▸ Texto dado:
═══

No hay una política colombiana más conocida que Ingrid Betancourt. Una enorme foto suya, demacrada y ensimismada, colgó de la alcaldía de París durante parte de su secuestro por las FARC y se grabó en la retina del mundo. Solo es una entre los 21.000 secuestrados por la guerrilla en los 50 años que duró el conflicto, pero los focos siempre la miraron a ella, con una mezcla de admiración y morbo. Desde su liberación en 2008 se afincó en Francia mientras en su país su figura transitaba un camino amargo. Pasó de heroína a villana, del respeto más profundo al odio más visceral. Betancourt puso distancia. Dejó de fotografiarse con líderes mundiales y de recibir premios para recogerse y estudiar teología. Trató de recomponer una vida atravesada por el cautiverio atroz de más de seis años en la selva. Hasta lograrlo. Una década después, empieza a resucitar a la política que siempre fue.
Betancourt (Bogotá, 59 años) trabaja desde hace meses por unir al centro político de cara a las presidenciales de 2022 con el mensaje de liberar a Colombia del “secuestro de la corrupción”. Lo hace aún de forma tímida, sin destapar una carta personalista. “No tengo una ambición”, asegura en una entrevista virtual. Está convencida de que el país tiene la oportunidad en estas elecciones de elegir por primera vez una buena opción, aunque su plan no acaba de concretarse. Las grietas entre los candidatos que deberían unirse para formar esa alternativa de centro tienden a abrirse más que a cerrarse. El papel de Betancourt se ha tornado imprescindible en la labor de acercar los egos de los políticos, todos hombres, que en público hablan de acercarse y en privado tienden a alejarse.
Todos los protagonistas le otorgan un papel clave en las negociaciones. Para los candidatos de centro, Betancourt se ha convertido en un talismán. Ahora que cada uno parece tirar para su lado, a pesar de un previsible suicidio político si se lanzan a las urnas divididos, todos la quieren cerca. La buscan Alejandro Gaviria y Juan Manuel Galán, que cada día se alejan más de la Coalición de la Esperanza, a la que la política trató de atraerlos y donde ha depositado su apoyo, a favor de Sergio Fajardo. “No tengo duda de que va a ser una protagonista muy importante”, aseguró este en una entrevista con EL PAÍS a finales de octubre.

═══

▸ Qué hay que hacer:
#1 Contesta estas preguntas sobre el texto de Ingrid Betancourt, una respuesta por línea y con la misma letra:
(a) ¿Cuántas personas secuestró la guerrilla en los 50 años del conflicto?
(b) ¿Cuántos años tiene Betancourt?
(c) ¿A qué candidato apoya Betancourt dentro de la Coalición de la Esperanza?
#2 Devuelve sin cambios el trozo del texto de Ingrid Betancourt que empieza con las palabras "No hay una política" y acaba con "que siempre fue.".

═══

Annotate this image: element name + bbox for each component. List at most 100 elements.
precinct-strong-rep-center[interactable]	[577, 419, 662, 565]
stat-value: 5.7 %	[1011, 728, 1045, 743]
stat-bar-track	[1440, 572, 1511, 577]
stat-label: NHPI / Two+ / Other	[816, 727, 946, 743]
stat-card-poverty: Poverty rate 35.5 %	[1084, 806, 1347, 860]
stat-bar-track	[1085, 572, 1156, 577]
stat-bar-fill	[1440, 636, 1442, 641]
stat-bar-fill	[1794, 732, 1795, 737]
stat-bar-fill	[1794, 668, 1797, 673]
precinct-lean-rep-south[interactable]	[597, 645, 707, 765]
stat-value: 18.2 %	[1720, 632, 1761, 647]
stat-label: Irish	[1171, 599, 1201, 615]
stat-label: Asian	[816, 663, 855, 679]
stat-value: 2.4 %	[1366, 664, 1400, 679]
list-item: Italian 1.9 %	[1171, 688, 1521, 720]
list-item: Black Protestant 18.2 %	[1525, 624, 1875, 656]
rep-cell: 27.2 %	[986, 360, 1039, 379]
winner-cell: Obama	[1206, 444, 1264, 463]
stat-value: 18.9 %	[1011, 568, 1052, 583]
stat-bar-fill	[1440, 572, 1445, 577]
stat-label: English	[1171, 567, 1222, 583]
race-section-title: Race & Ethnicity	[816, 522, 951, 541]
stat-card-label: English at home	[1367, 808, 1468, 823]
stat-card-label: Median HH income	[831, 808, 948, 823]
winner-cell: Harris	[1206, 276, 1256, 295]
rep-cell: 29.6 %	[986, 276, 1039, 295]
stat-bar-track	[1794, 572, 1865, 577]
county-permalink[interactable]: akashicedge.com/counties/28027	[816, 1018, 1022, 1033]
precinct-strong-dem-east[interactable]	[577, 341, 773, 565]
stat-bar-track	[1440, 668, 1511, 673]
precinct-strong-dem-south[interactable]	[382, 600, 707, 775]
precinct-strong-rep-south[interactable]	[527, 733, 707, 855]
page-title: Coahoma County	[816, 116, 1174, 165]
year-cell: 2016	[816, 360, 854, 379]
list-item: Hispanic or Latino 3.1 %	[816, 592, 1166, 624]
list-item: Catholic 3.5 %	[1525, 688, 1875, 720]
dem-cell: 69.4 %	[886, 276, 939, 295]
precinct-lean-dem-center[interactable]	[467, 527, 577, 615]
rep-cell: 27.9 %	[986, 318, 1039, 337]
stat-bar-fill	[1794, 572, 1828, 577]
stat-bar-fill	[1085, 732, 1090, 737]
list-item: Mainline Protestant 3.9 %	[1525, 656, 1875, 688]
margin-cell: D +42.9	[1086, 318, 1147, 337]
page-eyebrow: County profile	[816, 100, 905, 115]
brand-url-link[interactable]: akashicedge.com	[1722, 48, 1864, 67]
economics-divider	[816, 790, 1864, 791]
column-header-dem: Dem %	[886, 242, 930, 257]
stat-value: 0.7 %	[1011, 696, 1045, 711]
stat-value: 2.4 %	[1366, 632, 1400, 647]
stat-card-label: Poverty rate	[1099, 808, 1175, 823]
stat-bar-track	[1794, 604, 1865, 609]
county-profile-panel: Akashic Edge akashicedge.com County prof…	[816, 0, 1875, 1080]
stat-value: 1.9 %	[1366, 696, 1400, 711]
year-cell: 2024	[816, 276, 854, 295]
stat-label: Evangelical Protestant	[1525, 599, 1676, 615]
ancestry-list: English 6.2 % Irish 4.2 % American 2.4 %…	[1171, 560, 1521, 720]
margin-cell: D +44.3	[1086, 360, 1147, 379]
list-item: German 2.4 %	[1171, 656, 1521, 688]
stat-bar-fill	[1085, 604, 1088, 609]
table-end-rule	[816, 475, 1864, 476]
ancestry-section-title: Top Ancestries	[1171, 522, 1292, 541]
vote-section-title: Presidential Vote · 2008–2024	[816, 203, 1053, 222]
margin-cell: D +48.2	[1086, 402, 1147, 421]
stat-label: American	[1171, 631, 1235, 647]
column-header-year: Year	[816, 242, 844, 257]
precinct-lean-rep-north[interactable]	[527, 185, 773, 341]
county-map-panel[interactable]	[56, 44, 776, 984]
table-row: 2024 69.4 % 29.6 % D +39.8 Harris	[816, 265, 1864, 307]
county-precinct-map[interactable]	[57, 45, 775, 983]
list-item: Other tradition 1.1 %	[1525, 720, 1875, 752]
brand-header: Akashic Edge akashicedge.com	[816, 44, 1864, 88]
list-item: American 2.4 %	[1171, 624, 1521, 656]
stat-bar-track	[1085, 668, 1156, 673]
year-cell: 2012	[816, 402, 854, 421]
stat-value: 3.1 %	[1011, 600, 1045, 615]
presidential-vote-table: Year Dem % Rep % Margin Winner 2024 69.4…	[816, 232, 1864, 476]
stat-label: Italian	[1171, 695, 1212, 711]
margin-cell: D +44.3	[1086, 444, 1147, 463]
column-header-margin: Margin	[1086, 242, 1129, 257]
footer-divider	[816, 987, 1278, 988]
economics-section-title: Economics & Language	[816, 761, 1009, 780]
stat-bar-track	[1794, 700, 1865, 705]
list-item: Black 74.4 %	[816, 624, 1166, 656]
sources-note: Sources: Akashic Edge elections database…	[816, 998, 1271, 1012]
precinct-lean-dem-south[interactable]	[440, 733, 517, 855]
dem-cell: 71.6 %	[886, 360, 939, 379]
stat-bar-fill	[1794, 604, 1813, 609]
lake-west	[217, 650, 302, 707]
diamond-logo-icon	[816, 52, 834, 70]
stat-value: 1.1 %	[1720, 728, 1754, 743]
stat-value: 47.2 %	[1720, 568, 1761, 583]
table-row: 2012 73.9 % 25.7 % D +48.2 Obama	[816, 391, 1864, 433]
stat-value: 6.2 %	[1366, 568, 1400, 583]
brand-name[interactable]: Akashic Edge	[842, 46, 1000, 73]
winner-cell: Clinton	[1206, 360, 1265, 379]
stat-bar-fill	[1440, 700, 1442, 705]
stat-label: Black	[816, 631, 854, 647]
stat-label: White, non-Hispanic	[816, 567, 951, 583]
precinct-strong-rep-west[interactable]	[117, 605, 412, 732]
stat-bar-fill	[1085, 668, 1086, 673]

═══

▸ Las respuestas:
#1
(a) 21.000 personas.
(b) 59 años.
(c) A Sergio Fajardo.

#2
No hay una política colombiana más conocida que Ingrid Betancourt. Una enorme foto suya, demacrada y ensimismada, colgó de la alcaldía de París durante parte de su secuestro por las FARC y se grabó en la retina del mundo. Solo es una entre los 21.000 secuestrados por la guerrilla en los 50 años que duró el conflicto, pero los focos siempre la miraron a ella, con una mezcla de admiración y morbo. Desde su liberación en 2008 se afincó en Francia mientras en su país su figura transitaba un camino amargo. Pasó de heroína a villana, del respeto más profundo al odio más visceral. Betancourt puso distancia. Dejó de fotografiarse con líderes mundiales y de recibir premios para recogerse y estudiar teología. Trató de recomponer una vida atravesada por el cautiverio atroz de más de seis años en la selva. Hasta lograrlo. Una década después, empieza a resucitar a la política que siempre fue.